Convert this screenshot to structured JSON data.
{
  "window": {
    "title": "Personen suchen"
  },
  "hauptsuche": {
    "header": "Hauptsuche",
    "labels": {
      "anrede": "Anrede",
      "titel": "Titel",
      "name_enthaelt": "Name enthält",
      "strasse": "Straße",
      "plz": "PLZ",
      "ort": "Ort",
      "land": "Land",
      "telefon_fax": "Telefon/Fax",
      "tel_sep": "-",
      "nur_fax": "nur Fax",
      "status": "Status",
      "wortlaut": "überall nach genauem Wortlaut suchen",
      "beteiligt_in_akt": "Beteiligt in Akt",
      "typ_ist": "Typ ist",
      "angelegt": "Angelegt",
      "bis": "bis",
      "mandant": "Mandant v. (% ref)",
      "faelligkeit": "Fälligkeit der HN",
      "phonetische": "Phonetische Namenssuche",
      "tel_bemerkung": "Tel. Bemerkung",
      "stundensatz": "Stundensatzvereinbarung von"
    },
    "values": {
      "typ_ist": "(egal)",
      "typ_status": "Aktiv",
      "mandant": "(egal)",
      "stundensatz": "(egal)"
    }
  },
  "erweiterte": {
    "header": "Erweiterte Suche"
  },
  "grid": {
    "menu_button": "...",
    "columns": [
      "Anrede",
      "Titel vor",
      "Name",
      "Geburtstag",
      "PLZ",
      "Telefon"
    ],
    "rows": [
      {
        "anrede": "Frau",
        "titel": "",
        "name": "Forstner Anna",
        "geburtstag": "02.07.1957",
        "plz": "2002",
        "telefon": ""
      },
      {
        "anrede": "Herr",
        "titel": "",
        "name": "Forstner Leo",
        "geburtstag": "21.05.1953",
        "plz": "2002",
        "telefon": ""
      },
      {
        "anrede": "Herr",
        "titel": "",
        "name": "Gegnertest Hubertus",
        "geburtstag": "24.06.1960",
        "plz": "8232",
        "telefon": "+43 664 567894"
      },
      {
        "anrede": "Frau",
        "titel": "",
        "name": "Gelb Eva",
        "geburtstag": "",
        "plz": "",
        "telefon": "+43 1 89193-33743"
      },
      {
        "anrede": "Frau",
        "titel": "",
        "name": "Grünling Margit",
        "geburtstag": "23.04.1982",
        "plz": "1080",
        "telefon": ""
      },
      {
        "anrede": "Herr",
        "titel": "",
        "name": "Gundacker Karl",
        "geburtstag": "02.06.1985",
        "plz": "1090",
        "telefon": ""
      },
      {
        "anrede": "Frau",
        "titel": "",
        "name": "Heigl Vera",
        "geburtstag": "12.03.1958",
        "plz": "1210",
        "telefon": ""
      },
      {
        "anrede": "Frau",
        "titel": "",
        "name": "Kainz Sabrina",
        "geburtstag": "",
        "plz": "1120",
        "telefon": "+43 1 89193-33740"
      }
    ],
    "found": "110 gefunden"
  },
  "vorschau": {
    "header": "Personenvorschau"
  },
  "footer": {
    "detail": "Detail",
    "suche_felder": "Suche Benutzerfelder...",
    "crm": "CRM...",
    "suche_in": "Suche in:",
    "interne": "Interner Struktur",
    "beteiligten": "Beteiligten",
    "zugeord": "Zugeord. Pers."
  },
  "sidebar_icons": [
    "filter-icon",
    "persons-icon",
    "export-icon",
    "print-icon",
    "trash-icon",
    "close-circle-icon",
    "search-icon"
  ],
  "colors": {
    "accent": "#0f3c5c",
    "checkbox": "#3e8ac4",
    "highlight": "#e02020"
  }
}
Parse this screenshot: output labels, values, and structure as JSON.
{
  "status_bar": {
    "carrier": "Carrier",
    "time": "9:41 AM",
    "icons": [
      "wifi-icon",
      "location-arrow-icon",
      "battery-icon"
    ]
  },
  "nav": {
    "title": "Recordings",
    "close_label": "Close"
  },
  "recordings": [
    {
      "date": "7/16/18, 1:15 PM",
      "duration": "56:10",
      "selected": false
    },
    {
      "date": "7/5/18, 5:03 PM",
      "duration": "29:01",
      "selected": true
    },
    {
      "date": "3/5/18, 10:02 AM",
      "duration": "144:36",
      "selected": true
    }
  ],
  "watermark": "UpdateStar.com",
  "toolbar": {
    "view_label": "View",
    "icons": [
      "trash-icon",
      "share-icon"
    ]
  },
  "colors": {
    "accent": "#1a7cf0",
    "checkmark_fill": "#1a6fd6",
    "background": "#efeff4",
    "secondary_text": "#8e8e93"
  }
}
========================================
__WHAT YOU ARE ASKED TO DO__
Each line above is to be repeated exactly.

__FULL RESPONSE__
Convert this screenshot to structured JSON data.
{
  "window": {
    "title": "Personen suchen"
  },
  "hauptsuche": {
    "header": "Hauptsuche",
    "labels": {
      "anrede": "Anrede",
      "titel": "Titel",
      "name_enthaelt": "Name enthält",
      "strasse": "Straße",
      "plz": "PLZ",
      "ort": "Ort",
      "land": "Land",
      "telefon_fax": "Telefon/Fax",
      "tel_sep": "-",
      "nur_fax": "nur Fax",
      "status": "Status",
      "wortlaut": "überall nach genauem Wortlaut suchen",
      "beteiligt_in_akt": "Beteiligt in Akt",
      "typ_ist": "Typ ist",
      "angelegt": "Angelegt",
      "bis": "bis",
      "mandant": "Mandant v. (% ref)",
      "faelligkeit": "Fälligkeit der HN",
      "phonetische": "Phonetische Namenssuche",
      "tel_bemerkung": "Tel. Bemerkung",
      "stundensatz": "Stundensatzvereinbarung von"
    },
    "values": {
      "typ_ist": "(egal)",
      "typ_status": "Aktiv",
      "mandant": "(egal)",
      "stundensatz": "(egal)"
    }
  },
  "erweiterte": {
    "header": "Erweiterte Suche"
  },
  "grid": {
    "menu_button": "...",
    "columns": [
      "Anrede",
      "Titel vor",
      "Name",
      "Geburtstag",
      "PLZ",
      "Telefon"
    ],
    "rows": [
      {
        "anrede": "Frau",
        "titel": "",
        "name": "Forstner Anna",
        "geburtstag": "02.07.1957",
        "plz": "2002",
        "telefon": ""
      },
      {
        "anrede": "Herr",
        "titel": "",
        "name": "Forstner Leo",
        "geburtstag": "21.05.1953",
        "plz": "2002",
        "telefon": ""
      },
      {
        "anrede": "Herr",
        "titel": "",
        "name": "Gegnertest Hubertus",
        "geburtstag": "24.06.1960",
        "plz": "8232",
        "telefon": "+43 664 567894"
      },
      {
        "anrede": "Frau",
        "titel": "",
        "name": "Gelb Eva",
        "geburtstag": "",
        "plz": "",
        "telefon": "+43 1 89193-33743"
      },
      {
        "anrede": "Frau",
        "titel": "",
        "name": "Grünling Margit",
        "geburtstag": "23.04.1982",
        "plz": "1080",
        "telefon": ""
      },
      {
        "anrede": "Herr",
        "titel": "",
        "name": "Gundacker Karl",
        "geburtstag": "02.06.1985",
        "plz": "1090",
        "telefon": ""
      },
      {
        "anrede": "Frau",
        "titel": "",
        "name": "Heigl Vera",
        "geburtstag": "12.03.1958",
        "plz": "1210",
        "telefon": ""
      },
      {
        "anrede": "Frau",
        "titel": "",
        "name": "Kainz Sabrina",
        "geburtstag": "",
        "plz": "1120",
        "telefon": "+43 1 89193-33740"
      }
    ],
    "found": "110 gefunden"
  },
  "vorschau": {
    "header": "Personenvorschau"
  },
  "footer": {
    "detail": "Detail",
    "suche_felder": "Suche Benutzerfelder...",
    "crm": "CRM...",
    "suche_in": "Suche in:",
    "interne": "Interner Struktur",
    "beteiligten": "Beteiligten",
    "zugeord": "Zugeord. Pers."
  },
  "sidebar_icons": [
    "filter-icon",
    "persons-icon",
    "export-icon",
    "print-icon",
    "trash-icon",
    "close-circle-icon",
    "search-icon"
  ],
  "colors": {
    "accent": "#0f3c5c",
    "checkbox": "#3e8ac4",
    "highlight": "#e02020"
  }
}
Parse this screenshot: output labels, values, and structure as JSON.
{
  "status_bar": {
    "carrier": "Carrier",
    "time": "9:41 AM",
    "icons": [
      "wifi-icon",
      "location-arrow-icon",
      "battery-icon"
    ]
  },
  "nav": {
    "title": "Recordings",
    "close_label": "Close"
  },
  "recordings": [
    {
      "date": "7/16/18, 1:15 PM",
      "duration": "56:10",
      "selected": false
    },
    {
      "date": "7/5/18, 5:03 PM",
      "duration": "29:01",
      "selected": true
    },
    {
      "date": "3/5/18, 10:02 AM",
      "duration": "144:36",
      "selected": true
    }
  ],
  "watermark": "UpdateStar.com",
  "toolbar": {
    "view_label": "View",
    "icons": [
      "trash-icon",
      "share-icon"
    ]
  },
  "colors": {
    "accent": "#1a7cf0",
    "checkmark_fill": "#1a6fd6",
    "background": "#efeff4",
    "secondary_text": "#8e8e93"
  }
}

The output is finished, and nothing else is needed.